— Begin Source data —
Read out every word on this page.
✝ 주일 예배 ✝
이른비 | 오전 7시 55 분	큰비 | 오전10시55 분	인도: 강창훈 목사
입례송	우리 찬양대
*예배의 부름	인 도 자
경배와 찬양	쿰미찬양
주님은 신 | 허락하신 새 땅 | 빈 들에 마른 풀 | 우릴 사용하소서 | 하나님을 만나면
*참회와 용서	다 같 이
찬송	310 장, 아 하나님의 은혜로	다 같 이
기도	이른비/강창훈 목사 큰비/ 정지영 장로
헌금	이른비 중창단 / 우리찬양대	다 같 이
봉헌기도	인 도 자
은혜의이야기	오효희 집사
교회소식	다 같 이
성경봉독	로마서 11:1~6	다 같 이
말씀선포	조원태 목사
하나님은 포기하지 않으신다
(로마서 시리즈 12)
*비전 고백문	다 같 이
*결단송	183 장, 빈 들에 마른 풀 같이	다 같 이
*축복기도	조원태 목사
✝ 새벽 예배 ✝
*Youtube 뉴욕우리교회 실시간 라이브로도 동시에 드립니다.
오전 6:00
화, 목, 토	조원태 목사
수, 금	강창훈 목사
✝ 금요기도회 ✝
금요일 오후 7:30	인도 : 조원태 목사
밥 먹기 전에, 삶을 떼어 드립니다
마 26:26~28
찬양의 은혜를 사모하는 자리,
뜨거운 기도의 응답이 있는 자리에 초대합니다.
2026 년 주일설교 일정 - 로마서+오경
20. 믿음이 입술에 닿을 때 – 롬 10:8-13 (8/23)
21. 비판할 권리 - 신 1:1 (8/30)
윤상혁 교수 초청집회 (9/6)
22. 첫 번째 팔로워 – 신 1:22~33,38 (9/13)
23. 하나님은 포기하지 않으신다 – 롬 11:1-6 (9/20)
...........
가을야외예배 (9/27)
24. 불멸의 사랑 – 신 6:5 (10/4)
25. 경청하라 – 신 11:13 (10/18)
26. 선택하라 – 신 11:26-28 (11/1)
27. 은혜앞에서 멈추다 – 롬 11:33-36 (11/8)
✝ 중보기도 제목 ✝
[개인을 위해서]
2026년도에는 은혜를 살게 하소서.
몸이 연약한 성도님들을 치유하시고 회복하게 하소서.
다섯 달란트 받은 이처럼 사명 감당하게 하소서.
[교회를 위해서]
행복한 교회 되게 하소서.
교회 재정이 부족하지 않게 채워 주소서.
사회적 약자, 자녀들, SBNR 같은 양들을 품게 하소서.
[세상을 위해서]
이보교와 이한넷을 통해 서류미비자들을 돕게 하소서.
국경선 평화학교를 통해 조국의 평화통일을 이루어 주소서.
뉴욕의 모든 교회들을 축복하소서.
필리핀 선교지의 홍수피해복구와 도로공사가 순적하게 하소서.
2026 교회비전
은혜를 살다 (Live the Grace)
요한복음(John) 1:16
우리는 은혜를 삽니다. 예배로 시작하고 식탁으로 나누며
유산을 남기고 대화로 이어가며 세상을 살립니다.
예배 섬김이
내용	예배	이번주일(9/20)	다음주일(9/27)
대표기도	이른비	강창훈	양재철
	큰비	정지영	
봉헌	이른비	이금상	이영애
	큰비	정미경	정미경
— End Source data —
# [Task description]
Using the records above, list each line that includes "드립니다".

# [The reply]
*Youtube 뉴욕우리교회 실시간 라이브로도 동시에 드립니다.
밥 먹기 전에, 삶을 떼어 드립니다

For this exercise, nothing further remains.